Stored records

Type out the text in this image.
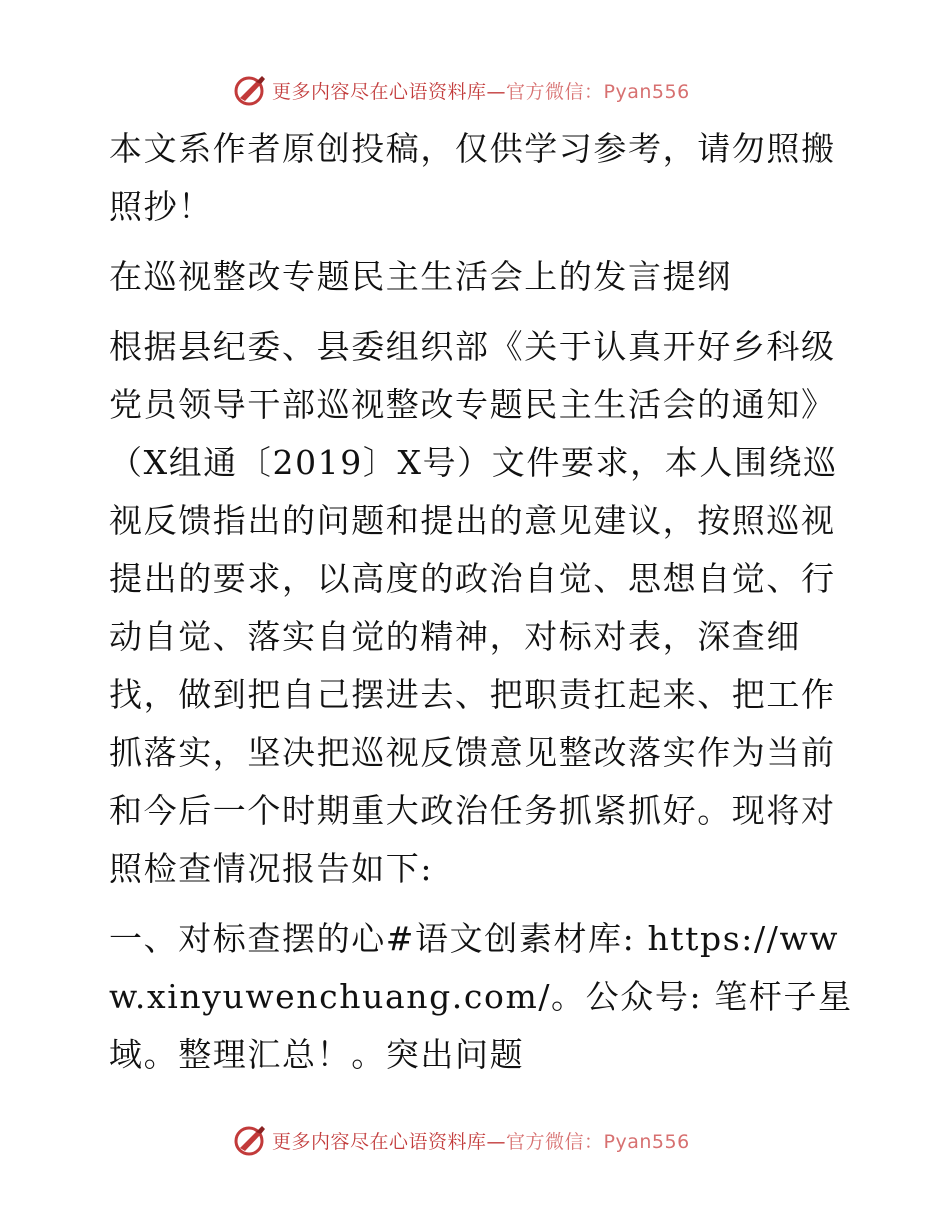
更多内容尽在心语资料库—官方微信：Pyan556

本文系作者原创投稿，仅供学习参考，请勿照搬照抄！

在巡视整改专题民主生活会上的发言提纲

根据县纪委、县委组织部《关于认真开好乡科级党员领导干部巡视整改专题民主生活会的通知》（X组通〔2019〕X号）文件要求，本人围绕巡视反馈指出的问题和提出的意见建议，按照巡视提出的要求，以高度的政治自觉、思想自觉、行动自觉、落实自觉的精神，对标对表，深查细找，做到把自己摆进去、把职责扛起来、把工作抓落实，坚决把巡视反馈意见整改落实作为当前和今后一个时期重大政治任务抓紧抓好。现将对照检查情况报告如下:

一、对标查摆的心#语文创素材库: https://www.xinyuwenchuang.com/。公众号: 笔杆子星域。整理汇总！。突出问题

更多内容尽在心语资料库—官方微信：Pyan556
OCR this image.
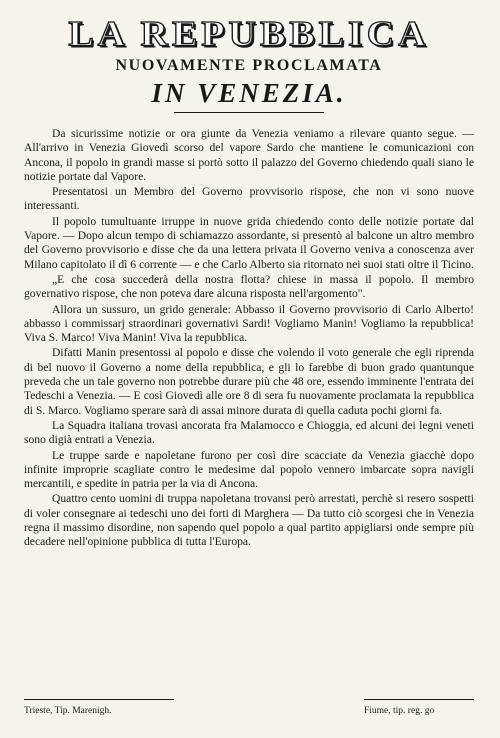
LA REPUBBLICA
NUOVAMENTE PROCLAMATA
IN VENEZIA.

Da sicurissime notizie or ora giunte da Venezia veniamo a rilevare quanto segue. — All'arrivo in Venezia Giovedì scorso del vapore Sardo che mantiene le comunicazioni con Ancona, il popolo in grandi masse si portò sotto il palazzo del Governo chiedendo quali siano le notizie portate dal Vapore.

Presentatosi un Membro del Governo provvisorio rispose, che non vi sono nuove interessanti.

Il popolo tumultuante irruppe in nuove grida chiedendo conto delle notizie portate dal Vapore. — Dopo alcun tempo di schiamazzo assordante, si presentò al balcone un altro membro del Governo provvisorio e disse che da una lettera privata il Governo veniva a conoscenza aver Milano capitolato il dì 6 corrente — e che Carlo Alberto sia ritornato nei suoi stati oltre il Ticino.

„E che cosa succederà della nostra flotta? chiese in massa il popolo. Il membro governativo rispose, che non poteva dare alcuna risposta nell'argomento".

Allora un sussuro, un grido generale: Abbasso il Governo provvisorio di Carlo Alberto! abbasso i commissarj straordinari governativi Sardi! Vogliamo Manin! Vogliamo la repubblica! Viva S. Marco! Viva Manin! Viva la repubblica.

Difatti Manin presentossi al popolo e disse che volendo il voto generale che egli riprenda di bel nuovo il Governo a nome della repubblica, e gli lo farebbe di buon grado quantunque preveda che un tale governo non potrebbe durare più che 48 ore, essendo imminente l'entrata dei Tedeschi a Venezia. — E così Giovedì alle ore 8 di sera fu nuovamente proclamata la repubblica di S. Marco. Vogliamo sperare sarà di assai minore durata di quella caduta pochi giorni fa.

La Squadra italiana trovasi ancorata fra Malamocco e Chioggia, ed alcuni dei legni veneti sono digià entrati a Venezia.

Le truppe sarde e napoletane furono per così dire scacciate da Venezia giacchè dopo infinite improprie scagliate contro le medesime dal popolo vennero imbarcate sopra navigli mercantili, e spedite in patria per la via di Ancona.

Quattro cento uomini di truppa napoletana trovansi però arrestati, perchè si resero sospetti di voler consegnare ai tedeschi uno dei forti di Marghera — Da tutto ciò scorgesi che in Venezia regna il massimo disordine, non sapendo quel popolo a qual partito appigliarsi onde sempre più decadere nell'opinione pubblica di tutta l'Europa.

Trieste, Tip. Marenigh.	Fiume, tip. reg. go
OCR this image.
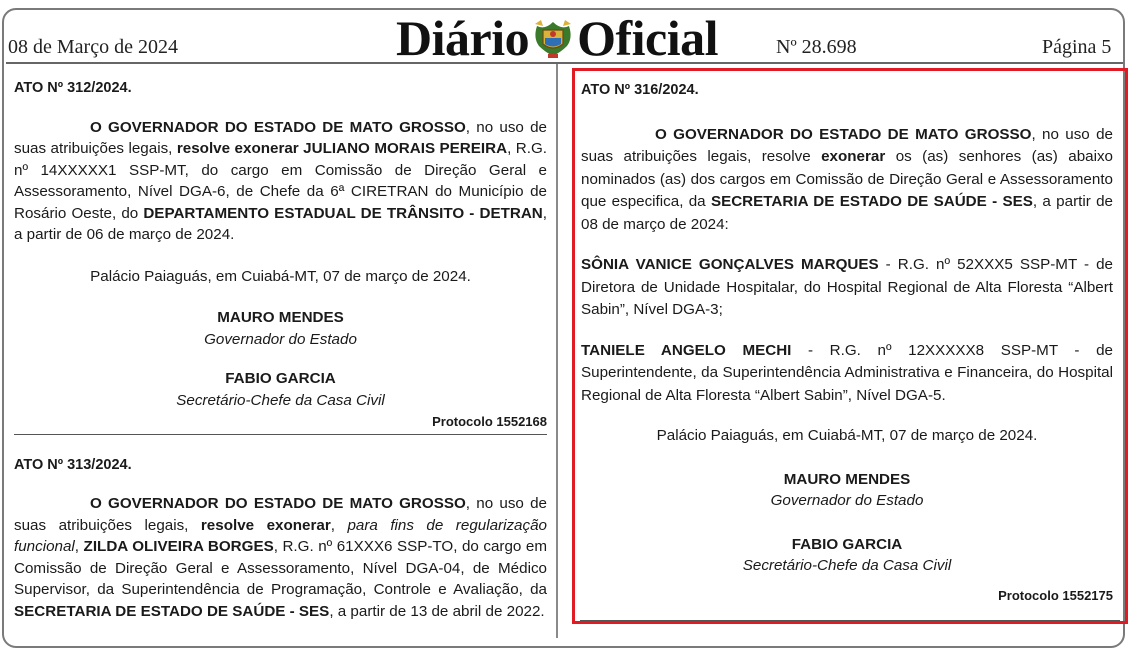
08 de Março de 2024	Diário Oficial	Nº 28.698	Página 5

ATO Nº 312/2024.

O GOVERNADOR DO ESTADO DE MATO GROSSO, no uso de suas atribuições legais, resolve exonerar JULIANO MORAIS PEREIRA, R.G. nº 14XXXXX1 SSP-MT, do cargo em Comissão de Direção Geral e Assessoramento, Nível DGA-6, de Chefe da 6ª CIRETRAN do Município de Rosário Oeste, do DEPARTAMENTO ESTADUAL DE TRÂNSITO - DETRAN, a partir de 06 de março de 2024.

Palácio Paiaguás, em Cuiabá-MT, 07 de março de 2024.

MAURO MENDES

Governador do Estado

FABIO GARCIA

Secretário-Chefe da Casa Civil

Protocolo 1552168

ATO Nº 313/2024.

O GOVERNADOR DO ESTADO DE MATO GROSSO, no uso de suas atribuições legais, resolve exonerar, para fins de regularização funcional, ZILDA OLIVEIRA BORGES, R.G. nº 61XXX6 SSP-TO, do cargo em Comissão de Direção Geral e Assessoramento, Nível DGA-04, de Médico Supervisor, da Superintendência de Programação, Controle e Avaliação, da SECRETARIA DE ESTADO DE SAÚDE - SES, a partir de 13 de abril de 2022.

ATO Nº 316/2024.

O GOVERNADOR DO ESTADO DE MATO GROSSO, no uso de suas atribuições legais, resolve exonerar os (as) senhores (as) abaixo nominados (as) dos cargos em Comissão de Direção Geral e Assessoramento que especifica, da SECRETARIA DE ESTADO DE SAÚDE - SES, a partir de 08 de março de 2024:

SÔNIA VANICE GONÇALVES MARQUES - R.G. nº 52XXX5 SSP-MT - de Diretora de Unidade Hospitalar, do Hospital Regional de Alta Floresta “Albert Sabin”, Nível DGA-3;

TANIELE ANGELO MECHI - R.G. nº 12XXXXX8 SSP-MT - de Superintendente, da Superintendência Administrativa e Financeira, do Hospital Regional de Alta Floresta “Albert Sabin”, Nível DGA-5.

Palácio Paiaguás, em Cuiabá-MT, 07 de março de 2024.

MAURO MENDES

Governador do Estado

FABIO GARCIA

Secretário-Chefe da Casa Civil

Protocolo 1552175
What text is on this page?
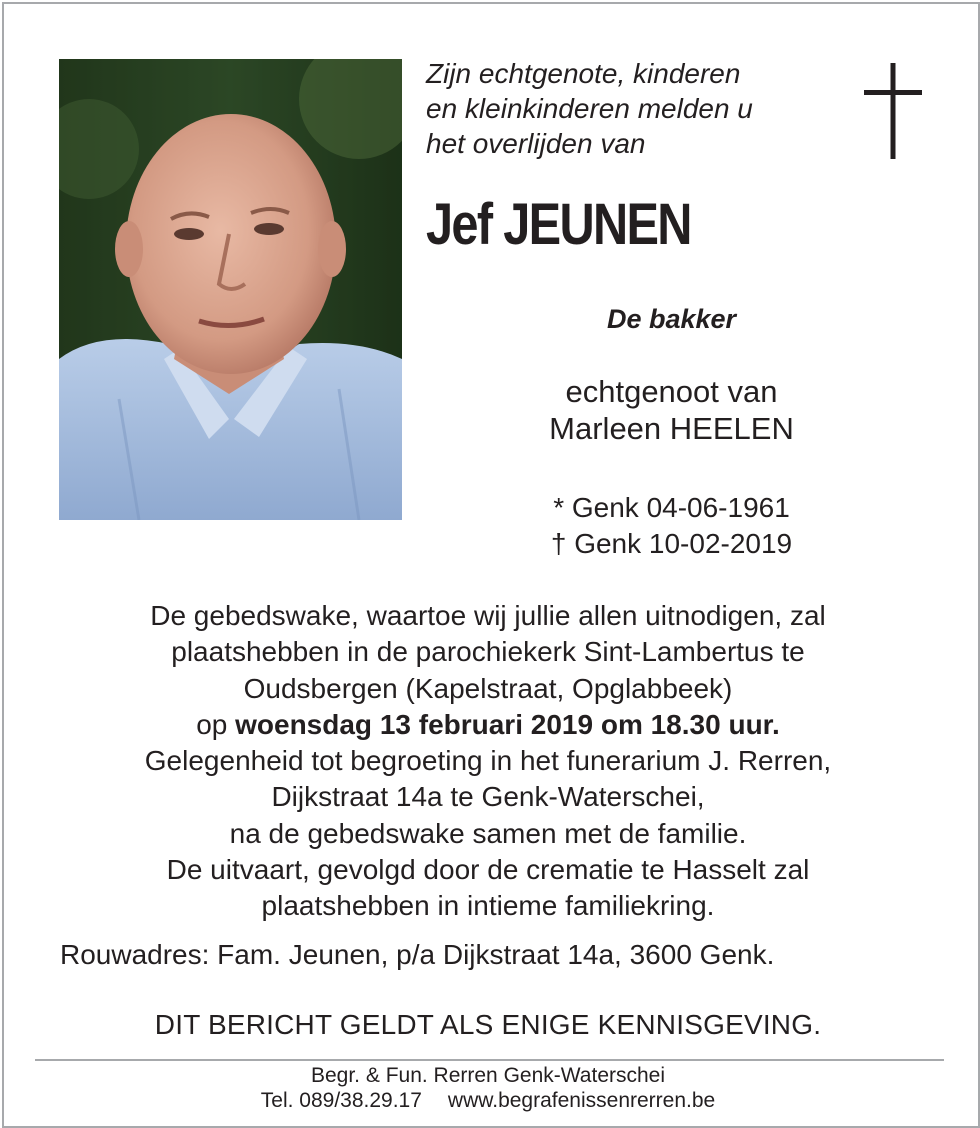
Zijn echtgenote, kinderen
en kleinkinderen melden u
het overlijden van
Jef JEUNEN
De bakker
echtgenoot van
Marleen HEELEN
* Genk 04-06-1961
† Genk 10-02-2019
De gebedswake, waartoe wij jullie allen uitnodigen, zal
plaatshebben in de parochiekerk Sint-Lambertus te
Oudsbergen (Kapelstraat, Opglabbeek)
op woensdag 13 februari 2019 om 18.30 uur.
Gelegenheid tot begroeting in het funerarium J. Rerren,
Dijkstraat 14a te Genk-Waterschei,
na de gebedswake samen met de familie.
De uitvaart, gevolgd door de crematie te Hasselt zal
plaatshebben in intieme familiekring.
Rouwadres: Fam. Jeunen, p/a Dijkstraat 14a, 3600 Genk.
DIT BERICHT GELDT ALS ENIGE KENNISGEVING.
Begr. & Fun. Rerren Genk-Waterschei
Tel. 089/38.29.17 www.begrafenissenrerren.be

WHAT THE TASK REQUIRES: Locate the lines above that contain "Protocolo" and copy them.

EXERCISE RESULT:
Protocolo 1552168
Protocolo 1552175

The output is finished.